*Data section*.
━━━━━━━━

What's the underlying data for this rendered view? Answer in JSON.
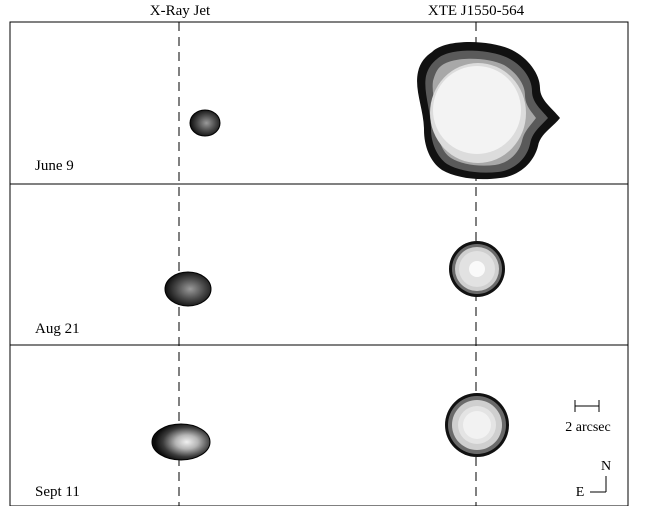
{
  "figure": {
    "columns": {
      "left_label": "X-Ray Jet",
      "right_label": "XTE J1550-564"
    },
    "panels": [
      {
        "label": "June 9"
      },
      {
        "label": "Aug 21"
      },
      {
        "label": "Sept 11"
      }
    ],
    "scale_bar": {
      "label": "2 arcsec"
    },
    "compass": {
      "north": "N",
      "east": "E"
    },
    "colors": {
      "contour_dark": "#111111",
      "contour_mid": "#7a7a7a",
      "contour_light": "#d9d9d9",
      "contour_core": "#f4f4f4"
    }
  }
}
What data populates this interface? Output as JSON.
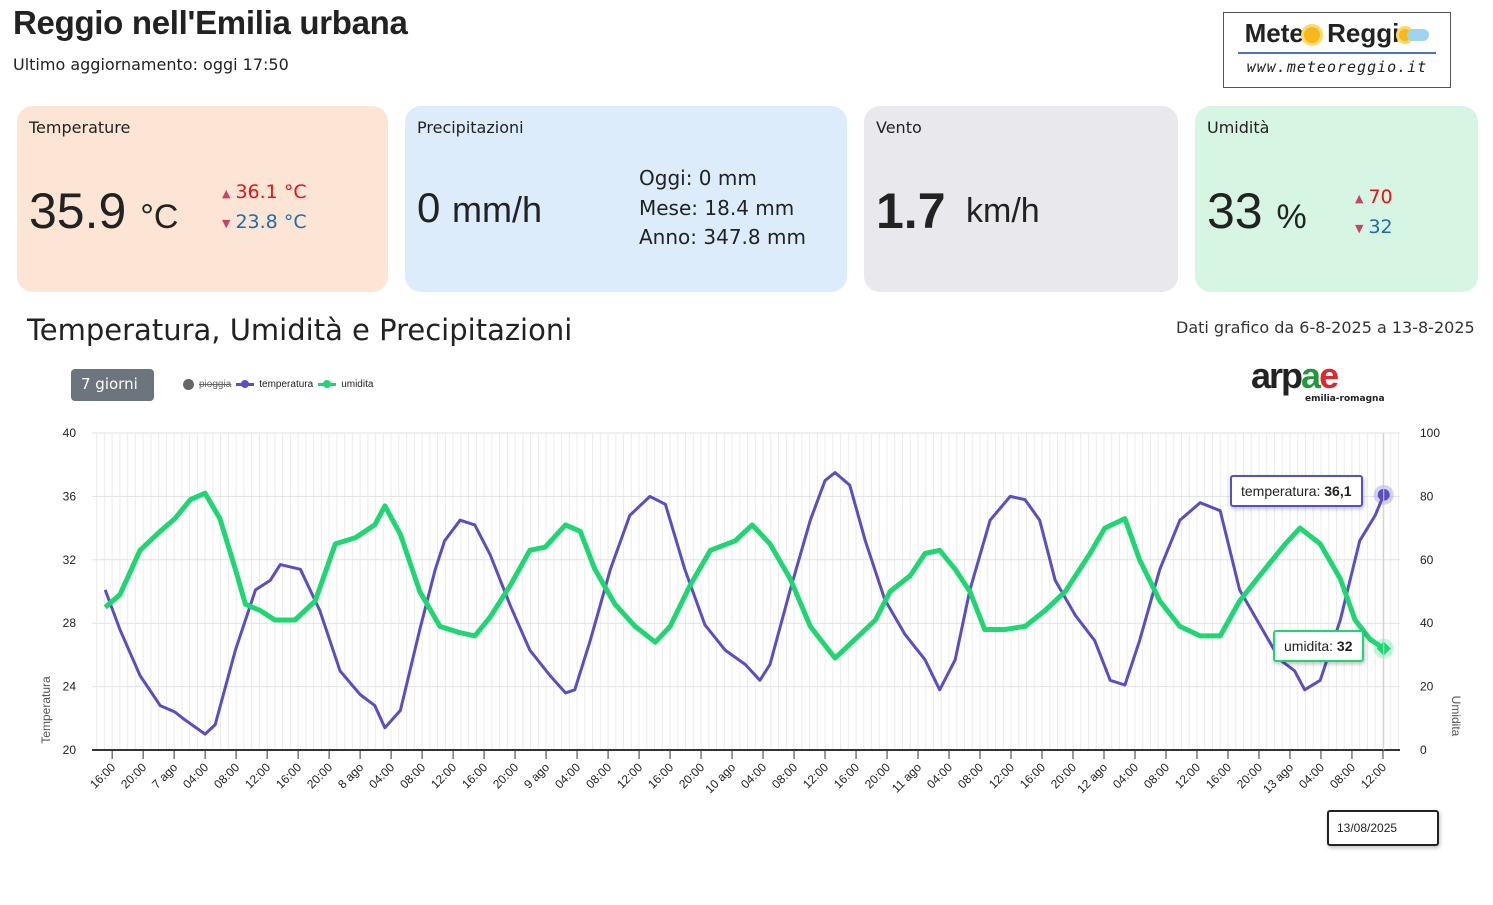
{
  "header": {
    "title": "Reggio nell'Emilia urbana",
    "updated": "Ultimo aggiornamento: oggi 17:50"
  },
  "logo": {
    "line1a": "Mete",
    "line1b": "Reggi",
    "url": "www.meteoreggio.it"
  },
  "cards": {
    "temperature": {
      "label": "Temperature",
      "value": "35.9",
      "unit": "°C",
      "max": "36.1 °C",
      "min": "23.8 °C"
    },
    "precipitation": {
      "label": "Precipitazioni",
      "value": "0",
      "unit": "mm/h",
      "today": "Oggi: 0 mm",
      "month": "Mese: 18.4 mm",
      "year": "Anno: 347.8 mm"
    },
    "wind": {
      "label": "Vento",
      "value": "1.7",
      "unit": "km/h"
    },
    "humidity": {
      "label": "Umidità",
      "value": "33",
      "unit": "%",
      "max": "70",
      "min": "32"
    }
  },
  "chart_section": {
    "title": "Temperatura, Umidità e Precipitazioni",
    "range": "Dati grafico da 6-8-2025 a 13-8-2025",
    "period_button": "7 giorni",
    "source_logo": "arpae",
    "source_sub": "emilia-romagna"
  },
  "colors": {
    "temperatura": "#5a4fc2",
    "umidita": "#1fd672",
    "pioggia": "#666666"
  },
  "chart_data": {
    "type": "line",
    "x_unit": "hours since 6 ago 16:00",
    "xlim": [
      -2.6,
      166.2
    ],
    "legend": [
      "pioggia",
      "temperatura",
      "umidita"
    ],
    "legend_position": "top-left",
    "ylabel": "Temperatura",
    "y2label": "Umidita",
    "ylim": [
      20,
      40
    ],
    "yticks": [
      "20",
      "24",
      "28",
      "32",
      "36",
      "40"
    ],
    "y2lim": [
      0,
      100
    ],
    "y2ticks": [
      "0",
      "20",
      "40",
      "60",
      "80",
      "100"
    ],
    "xticks": [
      "16:00",
      "20:00",
      "7 ago",
      "04:00",
      "08:00",
      "12:00",
      "16:00",
      "20:00",
      "8 ago",
      "04:00",
      "08:00",
      "12:00",
      "16:00",
      "20:00",
      "9 ago",
      "04:00",
      "08:00",
      "12:00",
      "16:00",
      "20:00",
      "10 ago",
      "04:00",
      "08:00",
      "12:00",
      "16:00",
      "20:00",
      "11 ago",
      "04:00",
      "08:00",
      "12:00",
      "16:00",
      "20:00",
      "12 ago",
      "04:00",
      "08:00",
      "12:00",
      "16:00",
      "20:00",
      "13 ago",
      "04:00",
      "08:00",
      "12:00"
    ],
    "series": [
      {
        "name": "temperatura",
        "axis": "left",
        "points": [
          [
            -0.9,
            30.1
          ],
          [
            1.0,
            27.6
          ],
          [
            3.6,
            24.7
          ],
          [
            6.2,
            22.8
          ],
          [
            8.1,
            22.4
          ],
          [
            9.4,
            21.9
          ],
          [
            12.0,
            21.0
          ],
          [
            13.3,
            21.6
          ],
          [
            15.9,
            26.3
          ],
          [
            18.5,
            30.1
          ],
          [
            20.4,
            30.7
          ],
          [
            21.7,
            31.7
          ],
          [
            24.3,
            31.4
          ],
          [
            26.8,
            28.8
          ],
          [
            29.4,
            25.0
          ],
          [
            32.0,
            23.5
          ],
          [
            33.9,
            22.8
          ],
          [
            35.2,
            21.4
          ],
          [
            37.2,
            22.5
          ],
          [
            39.7,
            27.6
          ],
          [
            41.7,
            31.4
          ],
          [
            42.9,
            33.2
          ],
          [
            44.9,
            34.5
          ],
          [
            46.8,
            34.2
          ],
          [
            48.8,
            32.3
          ],
          [
            51.4,
            29.1
          ],
          [
            53.9,
            26.3
          ],
          [
            56.5,
            24.7
          ],
          [
            58.5,
            23.6
          ],
          [
            59.7,
            23.8
          ],
          [
            61.7,
            26.9
          ],
          [
            64.3,
            31.4
          ],
          [
            66.8,
            34.8
          ],
          [
            69.4,
            36.0
          ],
          [
            71.4,
            35.5
          ],
          [
            73.9,
            31.4
          ],
          [
            76.5,
            27.9
          ],
          [
            79.1,
            26.3
          ],
          [
            81.7,
            25.4
          ],
          [
            83.6,
            24.4
          ],
          [
            84.9,
            25.4
          ],
          [
            87.5,
            30.1
          ],
          [
            90.1,
            34.5
          ],
          [
            92.0,
            37.0
          ],
          [
            93.3,
            37.5
          ],
          [
            95.2,
            36.7
          ],
          [
            97.2,
            33.2
          ],
          [
            99.7,
            29.5
          ],
          [
            102.3,
            27.3
          ],
          [
            104.9,
            25.7
          ],
          [
            106.8,
            23.8
          ],
          [
            108.8,
            25.7
          ],
          [
            110.7,
            30.1
          ],
          [
            113.3,
            34.5
          ],
          [
            115.9,
            36.0
          ],
          [
            117.8,
            35.8
          ],
          [
            119.7,
            34.5
          ],
          [
            121.7,
            30.7
          ],
          [
            124.3,
            28.5
          ],
          [
            126.8,
            26.9
          ],
          [
            128.8,
            24.4
          ],
          [
            130.7,
            24.1
          ],
          [
            132.6,
            26.9
          ],
          [
            135.2,
            31.4
          ],
          [
            137.8,
            34.5
          ],
          [
            140.4,
            35.6
          ],
          [
            143.0,
            35.1
          ],
          [
            145.5,
            30.1
          ],
          [
            148.1,
            27.9
          ],
          [
            150.7,
            25.7
          ],
          [
            152.6,
            25.0
          ],
          [
            153.9,
            23.8
          ],
          [
            155.9,
            24.4
          ],
          [
            158.5,
            28.2
          ],
          [
            161.0,
            33.2
          ],
          [
            163.0,
            34.8
          ],
          [
            164.1,
            36.1
          ]
        ]
      },
      {
        "name": "umidita",
        "axis": "right",
        "points": [
          [
            -0.9,
            45
          ],
          [
            1.0,
            49
          ],
          [
            3.6,
            63
          ],
          [
            6.2,
            69
          ],
          [
            8.1,
            73
          ],
          [
            10.1,
            79
          ],
          [
            12.0,
            81
          ],
          [
            13.9,
            73
          ],
          [
            15.9,
            57
          ],
          [
            17.2,
            46
          ],
          [
            19.1,
            44
          ],
          [
            21.0,
            41
          ],
          [
            23.6,
            41
          ],
          [
            26.2,
            47
          ],
          [
            28.8,
            65
          ],
          [
            31.4,
            67
          ],
          [
            33.9,
            71
          ],
          [
            35.2,
            77
          ],
          [
            37.2,
            68
          ],
          [
            39.7,
            50
          ],
          [
            42.3,
            39
          ],
          [
            44.9,
            37
          ],
          [
            46.8,
            36
          ],
          [
            48.8,
            42
          ],
          [
            51.4,
            52
          ],
          [
            53.9,
            63
          ],
          [
            55.9,
            64
          ],
          [
            58.5,
            71
          ],
          [
            60.4,
            69
          ],
          [
            62.3,
            57
          ],
          [
            64.9,
            46
          ],
          [
            67.5,
            39
          ],
          [
            70.1,
            34
          ],
          [
            72.0,
            39
          ],
          [
            74.6,
            52
          ],
          [
            77.2,
            63
          ],
          [
            80.4,
            66
          ],
          [
            82.6,
            71
          ],
          [
            84.9,
            65
          ],
          [
            87.5,
            54
          ],
          [
            90.1,
            39
          ],
          [
            92.0,
            33
          ],
          [
            93.3,
            29
          ],
          [
            95.9,
            35
          ],
          [
            98.5,
            41
          ],
          [
            100.4,
            50
          ],
          [
            103.0,
            55
          ],
          [
            104.9,
            62
          ],
          [
            106.8,
            63
          ],
          [
            108.8,
            57
          ],
          [
            110.7,
            50
          ],
          [
            112.6,
            38
          ],
          [
            115.2,
            38
          ],
          [
            117.8,
            39
          ],
          [
            120.4,
            44
          ],
          [
            123.0,
            50
          ],
          [
            126.2,
            62
          ],
          [
            128.1,
            70
          ],
          [
            130.7,
            73
          ],
          [
            132.6,
            60
          ],
          [
            135.2,
            47
          ],
          [
            137.8,
            39
          ],
          [
            140.4,
            36
          ],
          [
            143.0,
            36
          ],
          [
            145.5,
            47
          ],
          [
            148.1,
            55
          ],
          [
            151.4,
            65
          ],
          [
            153.3,
            70
          ],
          [
            155.9,
            65
          ],
          [
            158.5,
            54
          ],
          [
            160.4,
            41
          ],
          [
            162.3,
            35
          ],
          [
            164.1,
            32
          ]
        ]
      }
    ],
    "tooltips": {
      "temperatura_label": "temperatura:",
      "temperatura_value": "36,1",
      "umidita_label": "umidita:",
      "umidita_value": "32",
      "date": "13/08/2025"
    }
  }
}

━━━━━━━━

*Requirement*. Determine how many lines of the listing above hold the word "What". Report that number without anything else.

*Result of the exercise*. 2